§ Instructions for the task
Copy the data below exactly, omitting any picture it contains.

§ Listed entries
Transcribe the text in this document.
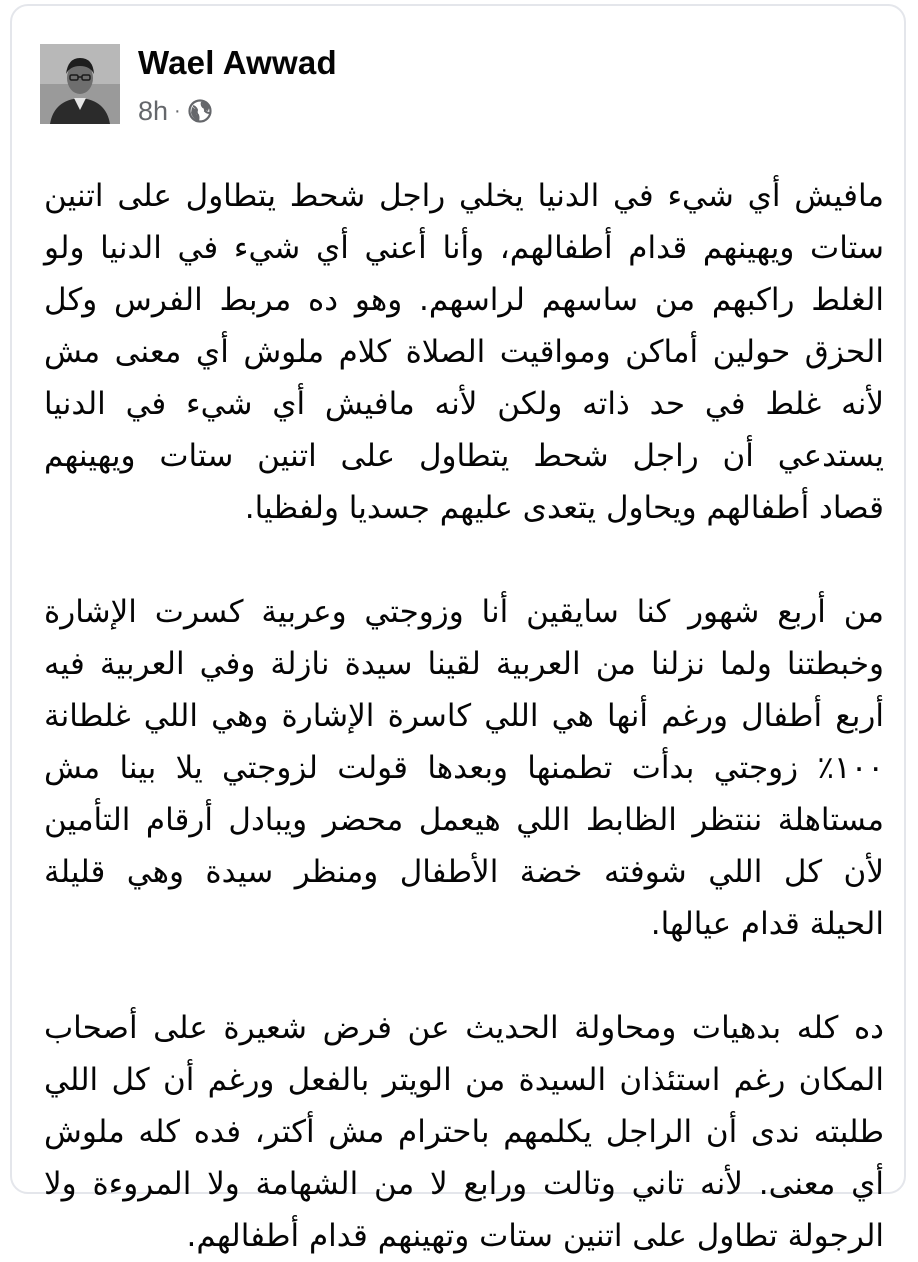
Wael Awwad
8h ·
مافيش أي شيء في الدنيا يخلي راجل شحط يتطاول على اتنين
ستات ويهينهم قدام أطفالهم، وأنا أعني أي شيء في الدنيا ولو
الغلط راكبهم من ساسهم لراسهم. وهو ده مربط الفرس وكل
الحزق حولين أماكن ومواقيت الصلاة كلام ملوش أي معنى مش
لأنه غلط في حد ذاته ولكن لأنه مافيش أي شيء في الدنيا
يستدعي أن راجل شحط يتطاول على اتنين ستات ويهينهم
قصاد أطفالهم ويحاول يتعدى عليهم جسديا ولفظيا.
من أربع شهور كنا سايقين أنا وزوجتي وعربية كسرت الإشارة
وخبطتنا ولما نزلنا من العربية لقينا سيدة نازلة وفي العربية فيه
أربع أطفال ورغم أنها هي اللي كاسرة الإشارة وهي اللي غلطانة
١٠٠٪ زوجتي بدأت تطمنها وبعدها قولت لزوجتي يلا بينا مش
مستاهلة ننتظر الظابط اللي هيعمل محضر ويبادل أرقام التأمين
لأن كل اللي شوفته خضة الأطفال ومنظر سيدة وهي قليلة
الحيلة قدام عيالها.
ده كله بدهيات ومحاولة الحديث عن فرض شعيرة على أصحاب
المكان رغم استئذان السيدة من الويتر بالفعل ورغم أن كل اللي
طلبته ندى أن الراجل يكلمهم باحترام مش أكتر، فده كله ملوش
أي معنى. لأنه تاني وتالت ورابع لا من الشهامة ولا المروءة ولا
الرجولة تطاول على اتنين ستات وتهينهم قدام أطفالهم.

§ Exercise result
Transcribe the text in this document.
Wael Awwad
8h ·
مافيش أي شيء في الدنيا يخلي راجل شحط يتطاول على اتنين
ستات ويهينهم قدام أطفالهم، وأنا أعني أي شيء في الدنيا ولو
الغلط راكبهم من ساسهم لراسهم. وهو ده مربط الفرس وكل
الحزق حولين أماكن ومواقيت الصلاة كلام ملوش أي معنى مش
لأنه غلط في حد ذاته ولكن لأنه مافيش أي شيء في الدنيا
يستدعي أن راجل شحط يتطاول على اتنين ستات ويهينهم
قصاد أطفالهم ويحاول يتعدى عليهم جسديا ولفظيا.
من أربع شهور كنا سايقين أنا وزوجتي وعربية كسرت الإشارة
وخبطتنا ولما نزلنا من العربية لقينا سيدة نازلة وفي العربية فيه
أربع أطفال ورغم أنها هي اللي كاسرة الإشارة وهي اللي غلطانة
١٠٠٪ زوجتي بدأت تطمنها وبعدها قولت لزوجتي يلا بينا مش
مستاهلة ننتظر الظابط اللي هيعمل محضر ويبادل أرقام التأمين
لأن كل اللي شوفته خضة الأطفال ومنظر سيدة وهي قليلة
الحيلة قدام عيالها.
ده كله بدهيات ومحاولة الحديث عن فرض شعيرة على أصحاب
المكان رغم استئذان السيدة من الويتر بالفعل ورغم أن كل اللي
طلبته ندى أن الراجل يكلمهم باحترام مش أكتر، فده كله ملوش
أي معنى. لأنه تاني وتالت ورابع لا من الشهامة ولا المروءة ولا
الرجولة تطاول على اتنين ستات وتهينهم قدام أطفالهم.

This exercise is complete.